* begin Entries supplied *
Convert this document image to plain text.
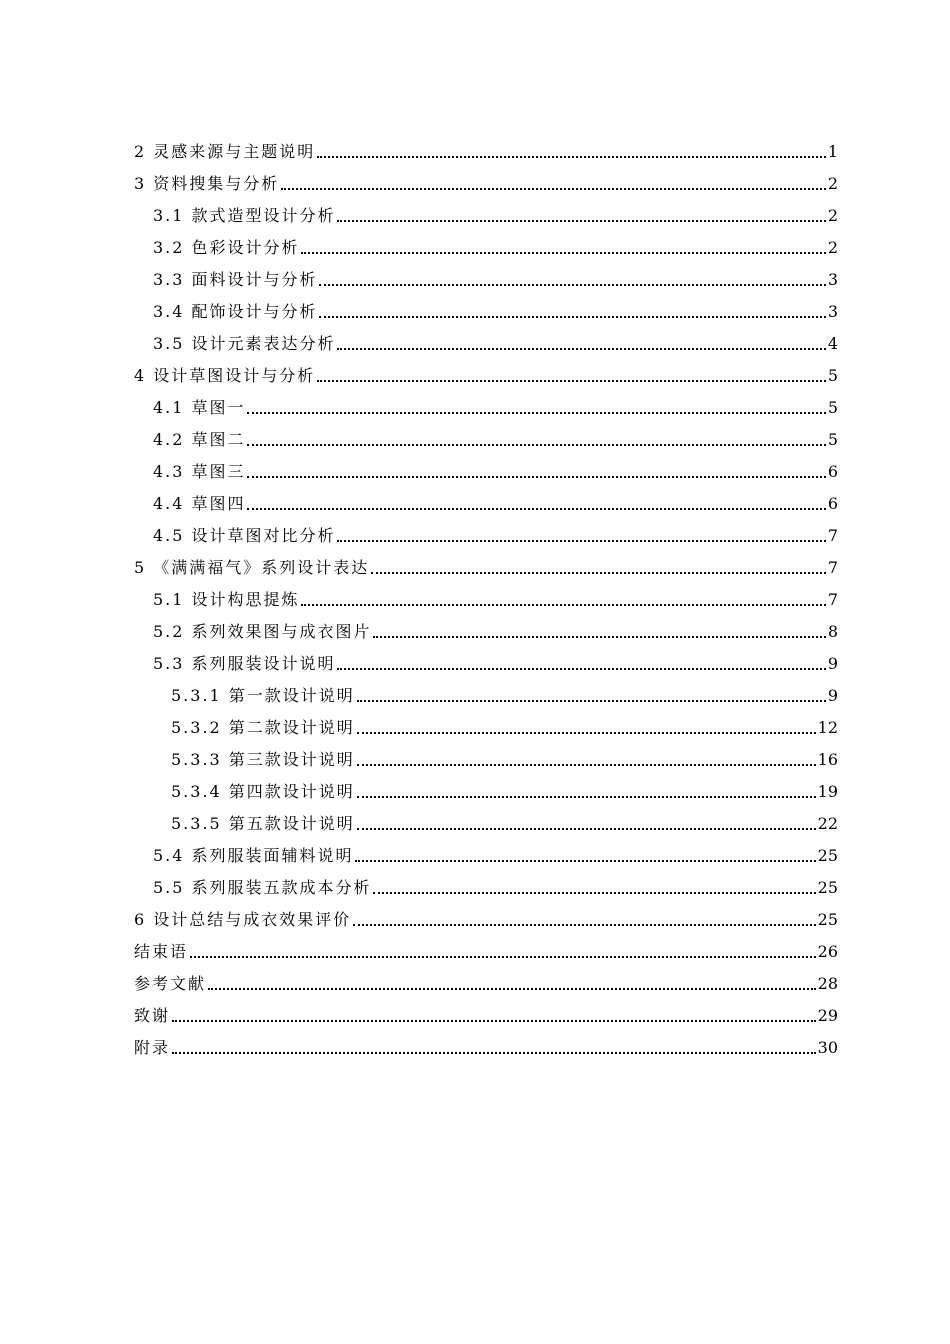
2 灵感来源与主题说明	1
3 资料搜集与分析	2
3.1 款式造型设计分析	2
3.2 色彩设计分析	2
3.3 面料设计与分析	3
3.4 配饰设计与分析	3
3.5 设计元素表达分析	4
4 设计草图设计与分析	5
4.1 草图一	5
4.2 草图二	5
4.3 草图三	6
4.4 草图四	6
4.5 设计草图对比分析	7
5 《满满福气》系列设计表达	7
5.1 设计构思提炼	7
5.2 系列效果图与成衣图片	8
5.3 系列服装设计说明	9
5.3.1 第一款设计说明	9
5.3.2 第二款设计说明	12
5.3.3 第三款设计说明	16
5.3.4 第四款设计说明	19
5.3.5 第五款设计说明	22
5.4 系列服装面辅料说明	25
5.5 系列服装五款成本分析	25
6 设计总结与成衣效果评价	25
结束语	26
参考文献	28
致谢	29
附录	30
* end Entries supplied *
◆ **To do**
Reproduce each line of the records exactly, and omit every picture.

◆ **Written solution**
Convert this document image to plain text.
2 灵感来源与主题说明	1
3 资料搜集与分析	2
3.1 款式造型设计分析	2
3.2 色彩设计分析	2
3.3 面料设计与分析	3
3.4 配饰设计与分析	3
3.5 设计元素表达分析	4
4 设计草图设计与分析	5
4.1 草图一	5
4.2 草图二	5
4.3 草图三	6
4.4 草图四	6
4.5 设计草图对比分析	7
5 《满满福气》系列设计表达	7
5.1 设计构思提炼	7
5.2 系列效果图与成衣图片	8
5.3 系列服装设计说明	9
5.3.1 第一款设计说明	9
5.3.2 第二款设计说明	12
5.3.3 第三款设计说明	16
5.3.4 第四款设计说明	19
5.3.5 第五款设计说明	22
5.4 系列服装面辅料说明	25
5.5 系列服装五款成本分析	25
6 设计总结与成衣效果评价	25
结束语	26
参考文献	28
致谢	29
附录	30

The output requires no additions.